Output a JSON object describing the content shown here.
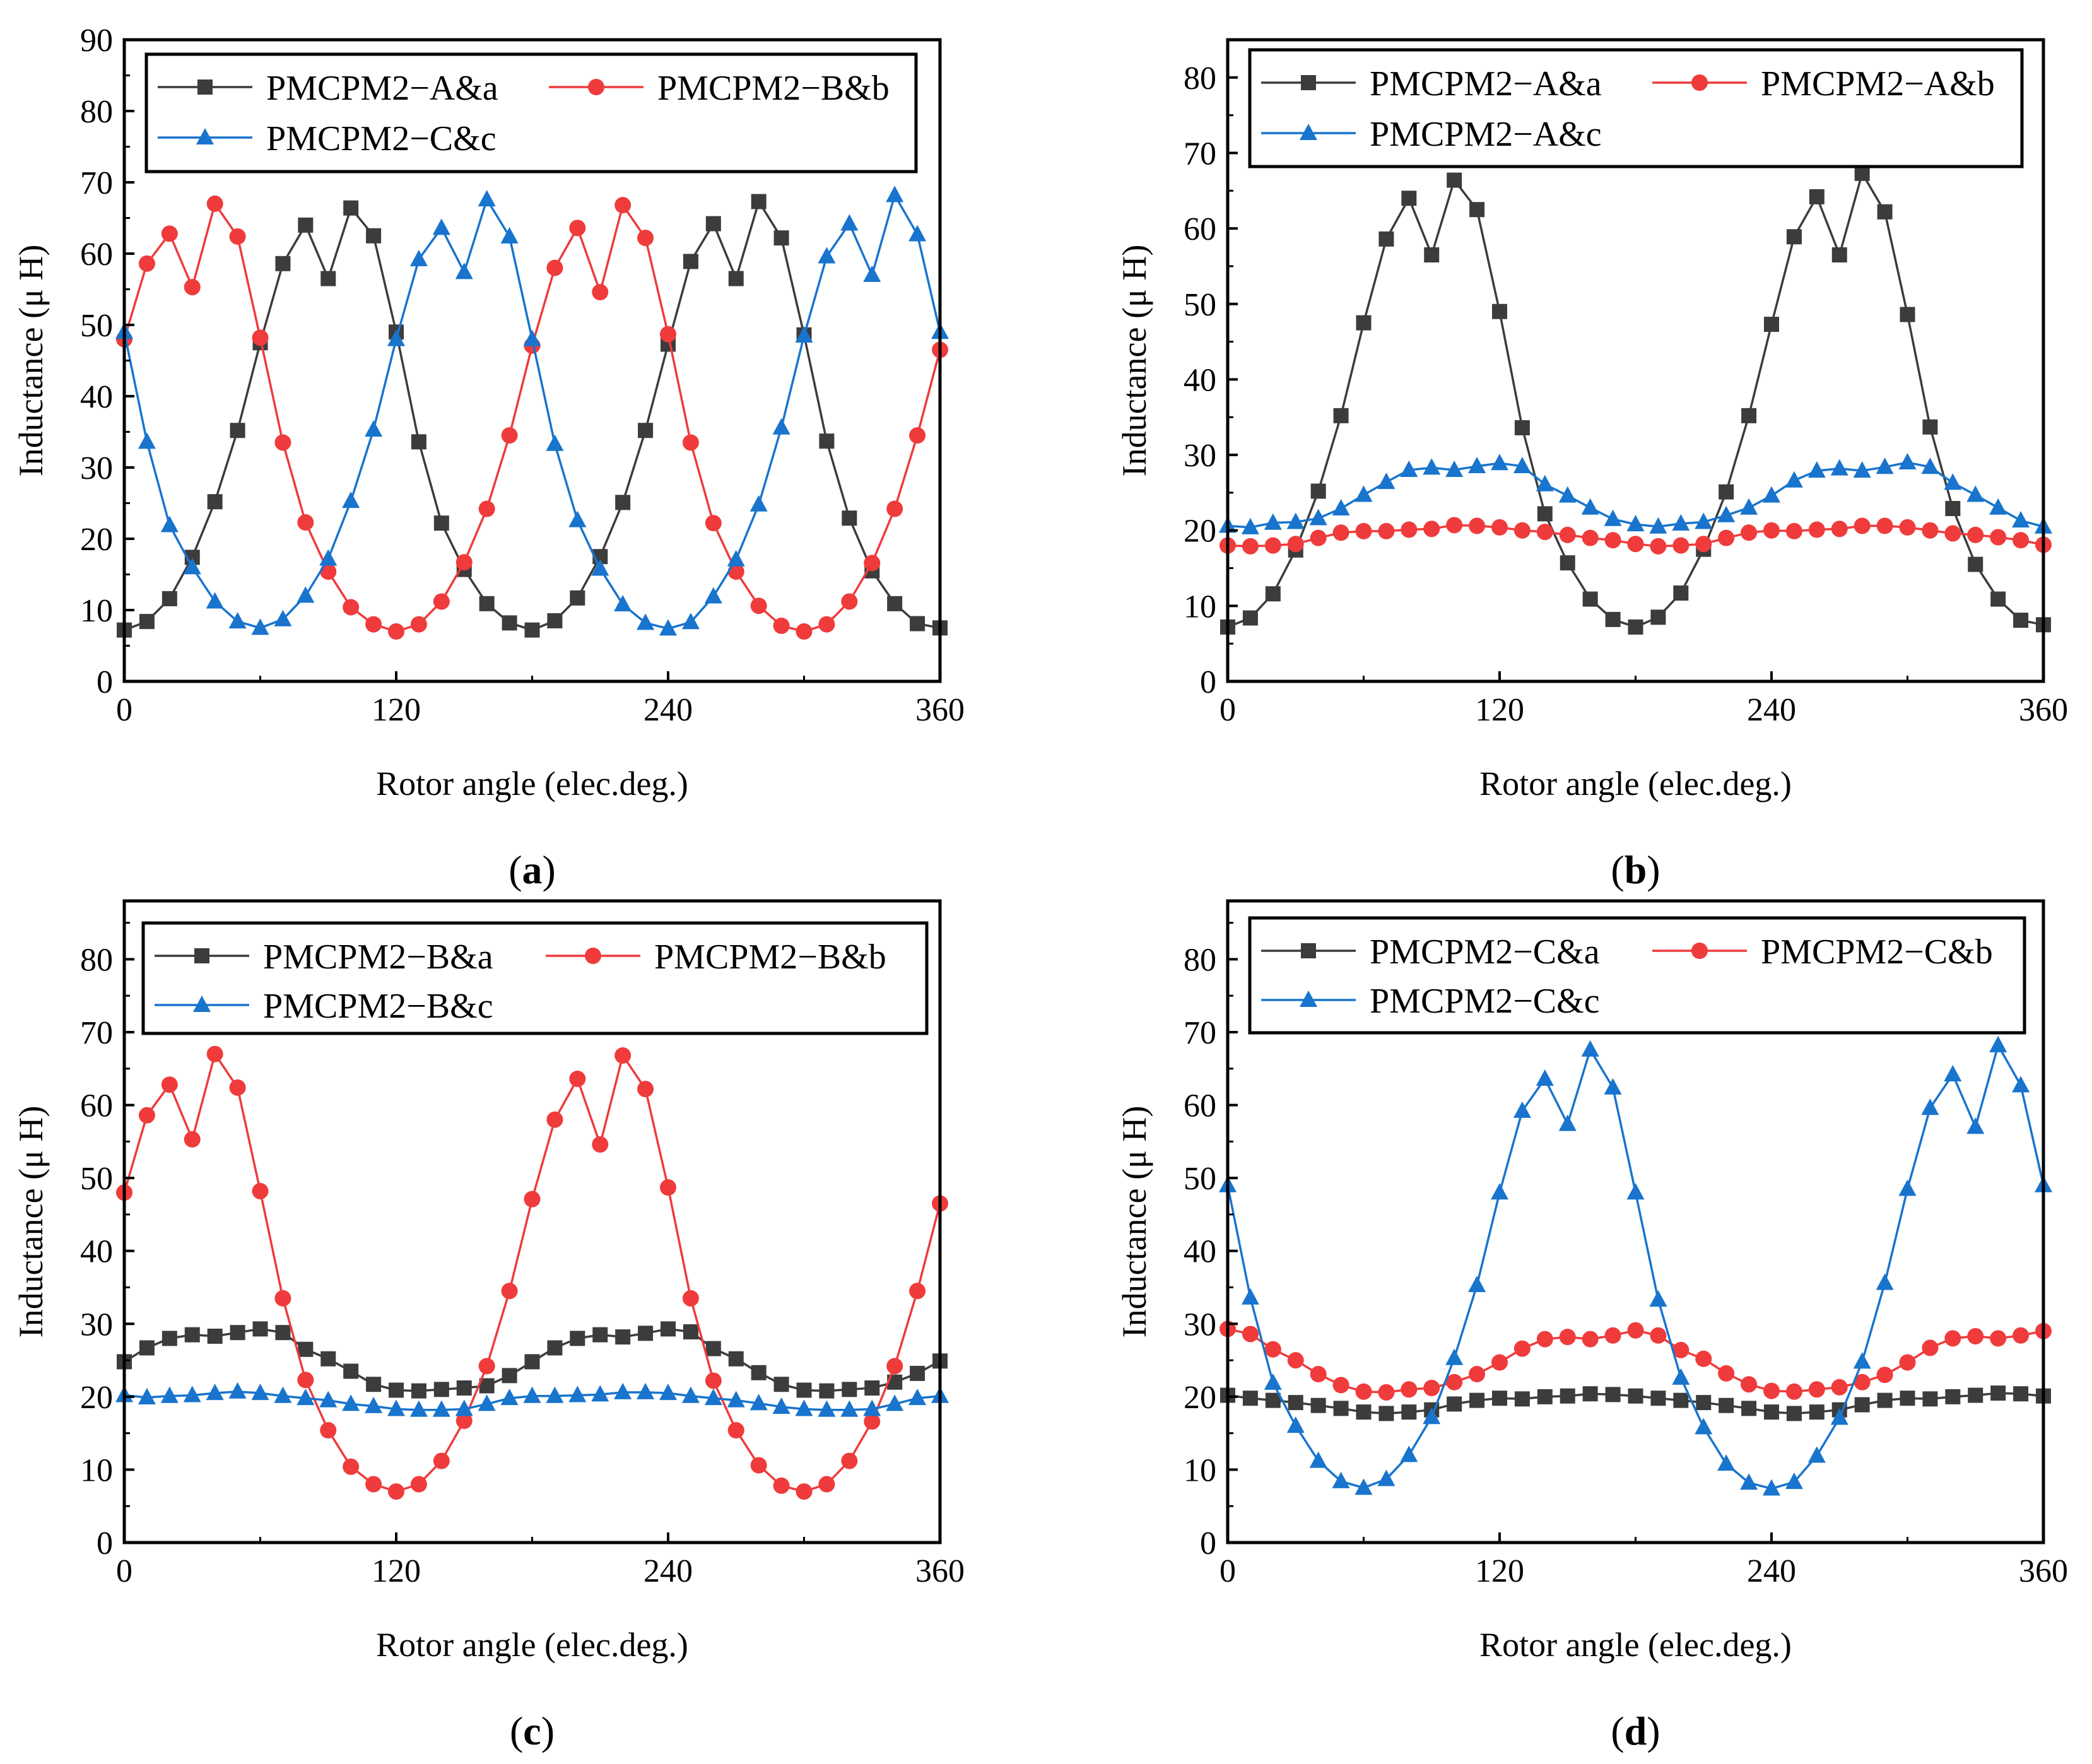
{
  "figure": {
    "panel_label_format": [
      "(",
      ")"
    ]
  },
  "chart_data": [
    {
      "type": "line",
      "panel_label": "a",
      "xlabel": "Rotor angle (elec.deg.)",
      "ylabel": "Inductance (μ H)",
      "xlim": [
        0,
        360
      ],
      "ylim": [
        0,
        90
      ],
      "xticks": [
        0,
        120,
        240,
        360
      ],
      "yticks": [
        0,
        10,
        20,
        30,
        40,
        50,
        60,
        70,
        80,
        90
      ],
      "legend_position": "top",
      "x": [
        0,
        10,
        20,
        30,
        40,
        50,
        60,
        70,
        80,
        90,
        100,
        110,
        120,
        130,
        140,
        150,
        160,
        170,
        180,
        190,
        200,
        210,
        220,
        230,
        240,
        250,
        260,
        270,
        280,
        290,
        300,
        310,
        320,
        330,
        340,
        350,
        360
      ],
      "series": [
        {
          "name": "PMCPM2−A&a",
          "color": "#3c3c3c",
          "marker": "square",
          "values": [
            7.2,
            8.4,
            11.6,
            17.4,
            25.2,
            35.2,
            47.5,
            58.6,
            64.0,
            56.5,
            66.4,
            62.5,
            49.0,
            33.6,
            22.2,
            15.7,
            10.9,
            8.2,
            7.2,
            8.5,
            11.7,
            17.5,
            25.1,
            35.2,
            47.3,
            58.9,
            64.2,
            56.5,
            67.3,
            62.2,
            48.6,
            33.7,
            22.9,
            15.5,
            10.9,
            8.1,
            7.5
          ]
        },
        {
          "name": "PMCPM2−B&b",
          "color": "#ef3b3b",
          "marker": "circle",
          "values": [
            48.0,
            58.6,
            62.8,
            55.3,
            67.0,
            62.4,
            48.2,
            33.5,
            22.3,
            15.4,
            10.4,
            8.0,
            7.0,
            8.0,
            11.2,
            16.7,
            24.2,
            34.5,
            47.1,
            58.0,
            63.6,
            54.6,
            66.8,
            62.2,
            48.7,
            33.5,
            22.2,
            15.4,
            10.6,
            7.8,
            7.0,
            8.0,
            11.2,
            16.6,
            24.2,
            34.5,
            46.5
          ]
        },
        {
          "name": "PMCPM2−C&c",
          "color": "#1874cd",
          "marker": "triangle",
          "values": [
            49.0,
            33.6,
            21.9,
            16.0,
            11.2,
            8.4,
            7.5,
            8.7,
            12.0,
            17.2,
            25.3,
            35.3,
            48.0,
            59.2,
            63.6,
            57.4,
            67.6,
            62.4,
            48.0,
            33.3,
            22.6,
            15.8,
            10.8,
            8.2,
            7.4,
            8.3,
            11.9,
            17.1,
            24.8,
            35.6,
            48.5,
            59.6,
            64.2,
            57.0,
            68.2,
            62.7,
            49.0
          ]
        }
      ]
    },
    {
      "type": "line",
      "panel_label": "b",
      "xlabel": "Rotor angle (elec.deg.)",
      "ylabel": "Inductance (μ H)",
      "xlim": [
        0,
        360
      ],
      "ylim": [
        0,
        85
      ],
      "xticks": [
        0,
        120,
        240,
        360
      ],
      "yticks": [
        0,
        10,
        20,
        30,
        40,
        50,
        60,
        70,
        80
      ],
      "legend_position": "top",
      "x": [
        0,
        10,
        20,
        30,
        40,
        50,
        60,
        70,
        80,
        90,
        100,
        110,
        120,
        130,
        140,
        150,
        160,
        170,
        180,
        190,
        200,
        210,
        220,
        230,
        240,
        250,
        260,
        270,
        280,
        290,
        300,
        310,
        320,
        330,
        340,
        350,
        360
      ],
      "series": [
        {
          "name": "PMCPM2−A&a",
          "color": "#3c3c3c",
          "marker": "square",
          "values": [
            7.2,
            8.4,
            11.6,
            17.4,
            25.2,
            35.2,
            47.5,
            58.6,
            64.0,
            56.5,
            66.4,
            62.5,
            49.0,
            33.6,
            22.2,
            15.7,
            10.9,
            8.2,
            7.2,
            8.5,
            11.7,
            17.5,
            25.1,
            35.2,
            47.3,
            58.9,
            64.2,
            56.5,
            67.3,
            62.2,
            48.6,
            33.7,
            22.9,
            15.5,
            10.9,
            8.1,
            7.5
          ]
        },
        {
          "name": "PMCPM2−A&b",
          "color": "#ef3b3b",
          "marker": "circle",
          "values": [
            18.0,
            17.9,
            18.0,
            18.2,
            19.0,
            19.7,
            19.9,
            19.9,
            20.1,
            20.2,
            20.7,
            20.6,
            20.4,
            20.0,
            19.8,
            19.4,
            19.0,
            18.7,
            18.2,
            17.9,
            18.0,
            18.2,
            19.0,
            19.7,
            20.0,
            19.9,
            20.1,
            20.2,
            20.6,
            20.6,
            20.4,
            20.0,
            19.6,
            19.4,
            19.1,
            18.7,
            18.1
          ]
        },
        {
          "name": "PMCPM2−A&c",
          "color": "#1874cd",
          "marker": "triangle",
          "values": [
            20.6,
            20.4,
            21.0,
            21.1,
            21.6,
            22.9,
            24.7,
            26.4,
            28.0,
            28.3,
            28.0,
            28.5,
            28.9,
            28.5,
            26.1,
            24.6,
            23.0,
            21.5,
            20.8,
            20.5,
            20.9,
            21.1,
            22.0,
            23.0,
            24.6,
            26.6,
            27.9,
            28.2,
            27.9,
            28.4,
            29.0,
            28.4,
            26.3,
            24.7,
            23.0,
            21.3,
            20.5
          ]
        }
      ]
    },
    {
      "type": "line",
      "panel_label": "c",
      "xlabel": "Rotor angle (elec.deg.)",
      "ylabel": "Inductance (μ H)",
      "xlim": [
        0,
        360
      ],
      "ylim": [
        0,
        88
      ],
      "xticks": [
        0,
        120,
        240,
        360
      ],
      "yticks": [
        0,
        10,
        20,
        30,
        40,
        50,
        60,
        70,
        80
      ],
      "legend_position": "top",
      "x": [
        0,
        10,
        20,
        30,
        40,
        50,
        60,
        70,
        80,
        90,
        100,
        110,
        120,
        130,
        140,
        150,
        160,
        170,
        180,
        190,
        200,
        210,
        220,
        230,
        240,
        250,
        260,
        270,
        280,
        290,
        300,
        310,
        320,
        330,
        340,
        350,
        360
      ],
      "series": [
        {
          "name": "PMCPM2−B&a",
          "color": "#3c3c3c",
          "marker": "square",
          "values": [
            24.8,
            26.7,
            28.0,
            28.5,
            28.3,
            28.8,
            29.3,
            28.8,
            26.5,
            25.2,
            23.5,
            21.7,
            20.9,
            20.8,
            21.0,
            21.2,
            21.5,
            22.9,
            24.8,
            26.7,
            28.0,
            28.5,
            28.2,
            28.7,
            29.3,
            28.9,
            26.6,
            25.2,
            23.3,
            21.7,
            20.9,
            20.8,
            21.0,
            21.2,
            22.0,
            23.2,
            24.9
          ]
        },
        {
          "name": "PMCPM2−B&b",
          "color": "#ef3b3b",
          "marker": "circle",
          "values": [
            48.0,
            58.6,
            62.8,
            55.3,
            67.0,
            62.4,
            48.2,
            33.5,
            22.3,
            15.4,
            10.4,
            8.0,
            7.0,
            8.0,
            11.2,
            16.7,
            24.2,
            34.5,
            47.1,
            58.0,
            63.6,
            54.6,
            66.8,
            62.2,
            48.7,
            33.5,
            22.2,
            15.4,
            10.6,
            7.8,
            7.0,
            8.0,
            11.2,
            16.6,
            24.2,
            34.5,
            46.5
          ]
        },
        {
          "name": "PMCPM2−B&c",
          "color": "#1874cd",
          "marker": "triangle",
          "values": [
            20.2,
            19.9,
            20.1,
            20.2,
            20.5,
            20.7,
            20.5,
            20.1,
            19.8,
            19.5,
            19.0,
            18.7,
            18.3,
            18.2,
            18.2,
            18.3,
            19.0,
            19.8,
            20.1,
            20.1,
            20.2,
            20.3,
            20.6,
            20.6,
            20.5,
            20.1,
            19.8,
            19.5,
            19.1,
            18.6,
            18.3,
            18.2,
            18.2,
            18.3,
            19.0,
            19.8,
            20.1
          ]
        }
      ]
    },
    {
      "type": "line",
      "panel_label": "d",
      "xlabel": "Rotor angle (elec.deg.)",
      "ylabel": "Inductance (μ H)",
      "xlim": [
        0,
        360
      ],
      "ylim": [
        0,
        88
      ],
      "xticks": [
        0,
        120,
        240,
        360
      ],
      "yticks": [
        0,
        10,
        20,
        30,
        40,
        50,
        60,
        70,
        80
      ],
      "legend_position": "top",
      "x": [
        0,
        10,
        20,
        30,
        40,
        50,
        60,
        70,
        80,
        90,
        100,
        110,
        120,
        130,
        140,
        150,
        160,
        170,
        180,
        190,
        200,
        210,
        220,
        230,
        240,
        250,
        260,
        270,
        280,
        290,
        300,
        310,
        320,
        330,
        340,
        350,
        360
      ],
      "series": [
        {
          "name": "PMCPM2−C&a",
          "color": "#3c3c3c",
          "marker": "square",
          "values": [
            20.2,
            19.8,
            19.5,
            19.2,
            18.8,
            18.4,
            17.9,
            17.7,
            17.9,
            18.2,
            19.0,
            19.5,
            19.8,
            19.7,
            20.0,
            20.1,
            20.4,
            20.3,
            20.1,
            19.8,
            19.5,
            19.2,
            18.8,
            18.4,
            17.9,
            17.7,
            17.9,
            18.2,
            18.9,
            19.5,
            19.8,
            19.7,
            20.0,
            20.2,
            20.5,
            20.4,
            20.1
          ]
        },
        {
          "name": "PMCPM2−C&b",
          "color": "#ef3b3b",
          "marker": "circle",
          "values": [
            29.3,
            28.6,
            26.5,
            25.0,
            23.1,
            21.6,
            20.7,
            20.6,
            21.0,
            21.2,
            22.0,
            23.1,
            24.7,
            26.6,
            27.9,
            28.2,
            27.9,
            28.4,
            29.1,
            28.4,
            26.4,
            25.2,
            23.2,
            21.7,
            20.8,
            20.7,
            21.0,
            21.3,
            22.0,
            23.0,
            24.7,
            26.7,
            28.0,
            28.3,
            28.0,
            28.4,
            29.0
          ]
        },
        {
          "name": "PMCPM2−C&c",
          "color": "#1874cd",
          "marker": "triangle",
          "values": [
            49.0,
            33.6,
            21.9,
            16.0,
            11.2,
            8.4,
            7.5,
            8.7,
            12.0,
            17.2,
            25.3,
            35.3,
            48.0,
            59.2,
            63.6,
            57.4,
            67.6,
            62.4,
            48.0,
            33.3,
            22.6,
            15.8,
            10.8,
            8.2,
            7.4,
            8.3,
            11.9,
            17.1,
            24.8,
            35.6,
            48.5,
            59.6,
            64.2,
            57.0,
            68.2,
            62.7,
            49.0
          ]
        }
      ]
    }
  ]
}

***

▶ **Goal of the exercise**
Look for the word "name" and return every line where it occurs.

▶ **Answer to the problem**
          "name": "PMCPM2−A&a",
          "name": "PMCPM2−B&b",
          "name": "PMCPM2−C&c",
          "name": "PMCPM2−A&a",
          "name": "PMCPM2−A&b",
          "name": "PMCPM2−A&c",
          "name": "PMCPM2−B&a",
          "name": "PMCPM2−B&b",
          "name": "PMCPM2−B&c",
          "name": "PMCPM2−C&a",
          "name": "PMCPM2−C&b",
          "name": "PMCPM2−C&c",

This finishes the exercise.